start Data entries

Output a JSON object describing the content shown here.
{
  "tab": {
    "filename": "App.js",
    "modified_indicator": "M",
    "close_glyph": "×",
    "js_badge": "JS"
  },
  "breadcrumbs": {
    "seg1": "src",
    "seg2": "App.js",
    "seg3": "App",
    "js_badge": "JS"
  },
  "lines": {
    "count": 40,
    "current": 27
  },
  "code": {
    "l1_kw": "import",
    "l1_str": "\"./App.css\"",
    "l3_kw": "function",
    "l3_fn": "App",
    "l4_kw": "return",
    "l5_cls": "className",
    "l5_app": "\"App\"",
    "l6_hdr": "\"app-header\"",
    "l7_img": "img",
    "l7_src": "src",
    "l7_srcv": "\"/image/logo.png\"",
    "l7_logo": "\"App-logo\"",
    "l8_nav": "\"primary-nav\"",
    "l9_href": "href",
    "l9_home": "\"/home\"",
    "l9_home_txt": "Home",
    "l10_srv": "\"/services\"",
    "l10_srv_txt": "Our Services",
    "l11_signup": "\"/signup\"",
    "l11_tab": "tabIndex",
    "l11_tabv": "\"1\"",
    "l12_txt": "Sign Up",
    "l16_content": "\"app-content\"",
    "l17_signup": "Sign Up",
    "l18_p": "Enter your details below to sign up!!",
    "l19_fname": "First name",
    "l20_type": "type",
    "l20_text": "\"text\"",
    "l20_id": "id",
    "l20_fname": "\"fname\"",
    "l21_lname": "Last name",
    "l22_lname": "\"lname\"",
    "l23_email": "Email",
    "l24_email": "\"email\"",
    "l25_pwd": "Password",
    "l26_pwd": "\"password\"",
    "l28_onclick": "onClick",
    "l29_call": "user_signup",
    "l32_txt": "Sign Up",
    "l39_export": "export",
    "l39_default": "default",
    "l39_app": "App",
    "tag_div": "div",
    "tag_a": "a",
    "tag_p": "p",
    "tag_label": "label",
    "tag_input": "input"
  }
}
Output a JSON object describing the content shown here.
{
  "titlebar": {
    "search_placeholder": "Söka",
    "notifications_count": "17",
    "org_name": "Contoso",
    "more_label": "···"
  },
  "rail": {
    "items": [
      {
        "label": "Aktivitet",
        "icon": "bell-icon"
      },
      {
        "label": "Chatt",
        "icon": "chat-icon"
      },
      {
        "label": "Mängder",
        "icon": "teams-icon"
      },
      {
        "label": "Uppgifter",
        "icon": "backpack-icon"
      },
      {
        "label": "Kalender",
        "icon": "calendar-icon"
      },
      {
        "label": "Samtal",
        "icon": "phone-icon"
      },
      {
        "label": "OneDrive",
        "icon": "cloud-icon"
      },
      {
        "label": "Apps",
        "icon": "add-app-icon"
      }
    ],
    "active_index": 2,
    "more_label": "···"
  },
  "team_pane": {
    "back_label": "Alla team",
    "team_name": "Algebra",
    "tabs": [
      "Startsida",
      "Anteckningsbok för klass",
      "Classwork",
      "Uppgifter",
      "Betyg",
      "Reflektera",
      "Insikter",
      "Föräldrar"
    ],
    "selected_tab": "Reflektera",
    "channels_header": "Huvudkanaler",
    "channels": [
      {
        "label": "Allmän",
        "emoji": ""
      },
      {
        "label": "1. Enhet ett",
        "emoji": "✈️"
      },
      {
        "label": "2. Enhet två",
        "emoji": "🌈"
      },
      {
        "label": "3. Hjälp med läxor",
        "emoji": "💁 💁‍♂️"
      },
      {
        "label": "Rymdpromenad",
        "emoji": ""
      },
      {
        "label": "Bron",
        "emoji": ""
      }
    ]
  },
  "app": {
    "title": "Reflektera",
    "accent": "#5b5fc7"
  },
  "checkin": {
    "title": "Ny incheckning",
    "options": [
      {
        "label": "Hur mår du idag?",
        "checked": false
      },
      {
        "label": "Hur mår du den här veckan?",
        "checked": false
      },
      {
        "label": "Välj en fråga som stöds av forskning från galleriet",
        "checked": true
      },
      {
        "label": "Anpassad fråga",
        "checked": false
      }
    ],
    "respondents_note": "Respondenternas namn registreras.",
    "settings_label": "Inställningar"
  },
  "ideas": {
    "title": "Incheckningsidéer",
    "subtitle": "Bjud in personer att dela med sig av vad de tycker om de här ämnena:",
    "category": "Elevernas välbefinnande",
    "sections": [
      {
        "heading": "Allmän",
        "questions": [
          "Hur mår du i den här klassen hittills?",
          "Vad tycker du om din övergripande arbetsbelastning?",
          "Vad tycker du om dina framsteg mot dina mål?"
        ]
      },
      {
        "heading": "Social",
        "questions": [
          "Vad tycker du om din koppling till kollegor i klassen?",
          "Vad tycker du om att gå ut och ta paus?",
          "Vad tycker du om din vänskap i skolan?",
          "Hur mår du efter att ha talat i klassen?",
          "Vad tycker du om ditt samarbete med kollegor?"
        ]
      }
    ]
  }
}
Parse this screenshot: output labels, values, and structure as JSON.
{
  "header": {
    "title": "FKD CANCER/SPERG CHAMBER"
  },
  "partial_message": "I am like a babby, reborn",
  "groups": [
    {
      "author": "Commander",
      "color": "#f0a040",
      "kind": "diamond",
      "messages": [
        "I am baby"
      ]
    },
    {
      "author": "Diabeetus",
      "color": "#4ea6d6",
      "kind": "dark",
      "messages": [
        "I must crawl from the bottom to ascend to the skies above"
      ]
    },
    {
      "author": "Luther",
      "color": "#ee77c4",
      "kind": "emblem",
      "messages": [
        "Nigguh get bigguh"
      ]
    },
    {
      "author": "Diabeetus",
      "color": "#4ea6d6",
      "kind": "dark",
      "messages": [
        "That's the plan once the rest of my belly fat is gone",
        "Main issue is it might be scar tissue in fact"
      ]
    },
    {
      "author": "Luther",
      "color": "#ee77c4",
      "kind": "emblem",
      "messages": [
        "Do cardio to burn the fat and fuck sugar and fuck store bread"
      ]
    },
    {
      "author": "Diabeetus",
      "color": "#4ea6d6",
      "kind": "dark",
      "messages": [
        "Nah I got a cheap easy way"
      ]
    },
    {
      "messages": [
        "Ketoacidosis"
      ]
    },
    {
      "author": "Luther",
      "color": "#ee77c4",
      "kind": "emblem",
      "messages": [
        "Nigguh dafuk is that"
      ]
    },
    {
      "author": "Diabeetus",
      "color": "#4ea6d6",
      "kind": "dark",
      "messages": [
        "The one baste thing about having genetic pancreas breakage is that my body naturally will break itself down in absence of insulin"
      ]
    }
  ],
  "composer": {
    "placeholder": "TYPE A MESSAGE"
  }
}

end Data entries

Review the preceding data and report every line that includes the string "tycker".

-- Written response --
    "subtitle": "Bjud in personer att dela med sig av vad de tycker om de här ämnena:",
          "Vad tycker du om din övergripande arbetsbelastning?",
          "Vad tycker du om dina framsteg mot dina mål?"
          "Vad tycker du om din koppling till kollegor i klassen?",
          "Vad tycker du om att gå ut och ta paus?",
          "Vad tycker du om din vänskap i skolan?",
          "Vad tycker du om ditt samarbete med kollegor?"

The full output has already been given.